### EXERCISE TASK
Go through the data below and gather each line containing "工业增加值".

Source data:
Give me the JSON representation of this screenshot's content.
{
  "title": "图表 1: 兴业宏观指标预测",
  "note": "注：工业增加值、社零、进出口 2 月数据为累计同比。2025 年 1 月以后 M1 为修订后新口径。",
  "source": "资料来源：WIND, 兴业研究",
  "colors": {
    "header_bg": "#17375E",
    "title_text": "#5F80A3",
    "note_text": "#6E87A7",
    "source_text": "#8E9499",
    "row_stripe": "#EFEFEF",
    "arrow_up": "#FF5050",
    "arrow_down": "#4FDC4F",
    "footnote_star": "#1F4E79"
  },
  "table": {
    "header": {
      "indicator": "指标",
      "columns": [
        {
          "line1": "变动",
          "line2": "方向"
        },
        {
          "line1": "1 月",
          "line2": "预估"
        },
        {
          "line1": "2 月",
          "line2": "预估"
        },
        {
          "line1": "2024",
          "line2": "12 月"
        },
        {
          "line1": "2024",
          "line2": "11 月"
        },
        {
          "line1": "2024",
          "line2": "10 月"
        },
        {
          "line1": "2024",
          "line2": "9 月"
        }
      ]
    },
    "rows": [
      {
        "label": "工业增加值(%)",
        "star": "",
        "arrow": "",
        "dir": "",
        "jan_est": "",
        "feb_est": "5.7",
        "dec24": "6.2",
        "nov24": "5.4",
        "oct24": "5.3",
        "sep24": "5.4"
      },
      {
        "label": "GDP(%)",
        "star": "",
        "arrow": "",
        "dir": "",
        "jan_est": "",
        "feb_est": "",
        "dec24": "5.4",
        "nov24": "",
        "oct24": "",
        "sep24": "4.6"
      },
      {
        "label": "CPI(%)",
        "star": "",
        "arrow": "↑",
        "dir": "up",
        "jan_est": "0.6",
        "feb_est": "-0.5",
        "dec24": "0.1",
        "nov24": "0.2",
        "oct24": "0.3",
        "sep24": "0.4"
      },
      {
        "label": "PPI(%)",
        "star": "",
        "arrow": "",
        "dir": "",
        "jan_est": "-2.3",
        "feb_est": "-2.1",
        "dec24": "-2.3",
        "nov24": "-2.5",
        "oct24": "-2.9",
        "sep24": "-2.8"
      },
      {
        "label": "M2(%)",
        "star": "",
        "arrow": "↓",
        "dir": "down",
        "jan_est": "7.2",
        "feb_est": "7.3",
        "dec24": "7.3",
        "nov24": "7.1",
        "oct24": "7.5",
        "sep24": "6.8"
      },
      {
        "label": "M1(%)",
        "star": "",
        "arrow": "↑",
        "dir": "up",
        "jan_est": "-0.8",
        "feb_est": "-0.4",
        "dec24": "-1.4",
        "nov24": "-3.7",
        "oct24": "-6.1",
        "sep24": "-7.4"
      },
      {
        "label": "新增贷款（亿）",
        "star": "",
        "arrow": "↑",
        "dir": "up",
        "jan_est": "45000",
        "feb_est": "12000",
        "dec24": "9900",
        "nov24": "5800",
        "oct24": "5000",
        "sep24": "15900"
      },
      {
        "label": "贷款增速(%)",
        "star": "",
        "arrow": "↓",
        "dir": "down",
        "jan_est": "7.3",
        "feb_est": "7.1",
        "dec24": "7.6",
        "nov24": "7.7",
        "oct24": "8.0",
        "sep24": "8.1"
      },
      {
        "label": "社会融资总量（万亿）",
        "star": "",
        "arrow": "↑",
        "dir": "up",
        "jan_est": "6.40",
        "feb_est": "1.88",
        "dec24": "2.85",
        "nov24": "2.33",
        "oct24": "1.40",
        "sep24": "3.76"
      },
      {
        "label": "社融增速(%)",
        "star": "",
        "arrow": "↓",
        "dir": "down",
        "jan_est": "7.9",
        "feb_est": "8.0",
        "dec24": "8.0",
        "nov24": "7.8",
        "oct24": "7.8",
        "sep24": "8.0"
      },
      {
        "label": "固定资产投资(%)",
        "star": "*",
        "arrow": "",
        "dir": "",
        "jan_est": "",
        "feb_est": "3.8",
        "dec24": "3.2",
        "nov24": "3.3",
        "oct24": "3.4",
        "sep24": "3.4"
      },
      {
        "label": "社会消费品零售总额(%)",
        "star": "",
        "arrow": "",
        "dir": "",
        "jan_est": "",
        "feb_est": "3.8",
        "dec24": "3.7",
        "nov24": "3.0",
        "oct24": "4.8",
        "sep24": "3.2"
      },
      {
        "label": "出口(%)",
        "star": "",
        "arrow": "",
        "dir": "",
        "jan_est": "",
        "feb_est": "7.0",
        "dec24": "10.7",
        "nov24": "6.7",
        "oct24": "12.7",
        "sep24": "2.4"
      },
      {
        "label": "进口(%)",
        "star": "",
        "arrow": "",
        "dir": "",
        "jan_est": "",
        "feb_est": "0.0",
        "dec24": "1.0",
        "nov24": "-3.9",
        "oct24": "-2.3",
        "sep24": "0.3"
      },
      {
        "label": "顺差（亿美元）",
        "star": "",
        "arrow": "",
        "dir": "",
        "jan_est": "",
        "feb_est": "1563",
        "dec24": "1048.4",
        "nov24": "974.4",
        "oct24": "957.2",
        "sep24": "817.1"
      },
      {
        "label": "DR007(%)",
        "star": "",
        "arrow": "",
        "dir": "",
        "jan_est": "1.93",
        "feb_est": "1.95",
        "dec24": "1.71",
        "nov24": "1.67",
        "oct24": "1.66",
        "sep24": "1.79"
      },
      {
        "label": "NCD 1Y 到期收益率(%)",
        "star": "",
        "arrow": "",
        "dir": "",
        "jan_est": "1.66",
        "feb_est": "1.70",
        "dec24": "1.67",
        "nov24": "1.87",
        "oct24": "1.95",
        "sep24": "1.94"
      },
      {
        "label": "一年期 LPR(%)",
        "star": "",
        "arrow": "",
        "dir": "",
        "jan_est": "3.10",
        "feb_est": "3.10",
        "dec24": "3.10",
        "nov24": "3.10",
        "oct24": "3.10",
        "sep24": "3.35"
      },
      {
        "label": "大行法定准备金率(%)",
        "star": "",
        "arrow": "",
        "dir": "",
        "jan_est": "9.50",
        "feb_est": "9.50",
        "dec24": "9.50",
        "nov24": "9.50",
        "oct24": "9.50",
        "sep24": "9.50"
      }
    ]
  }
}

### RESPONSE TO THIS TASK
  "note": "注：工业增加值、社零、进出口 2 月数据为累计同比。2025 年 1 月以后 M1 为修订后新口径。",
        "label": "工业增加值(%)",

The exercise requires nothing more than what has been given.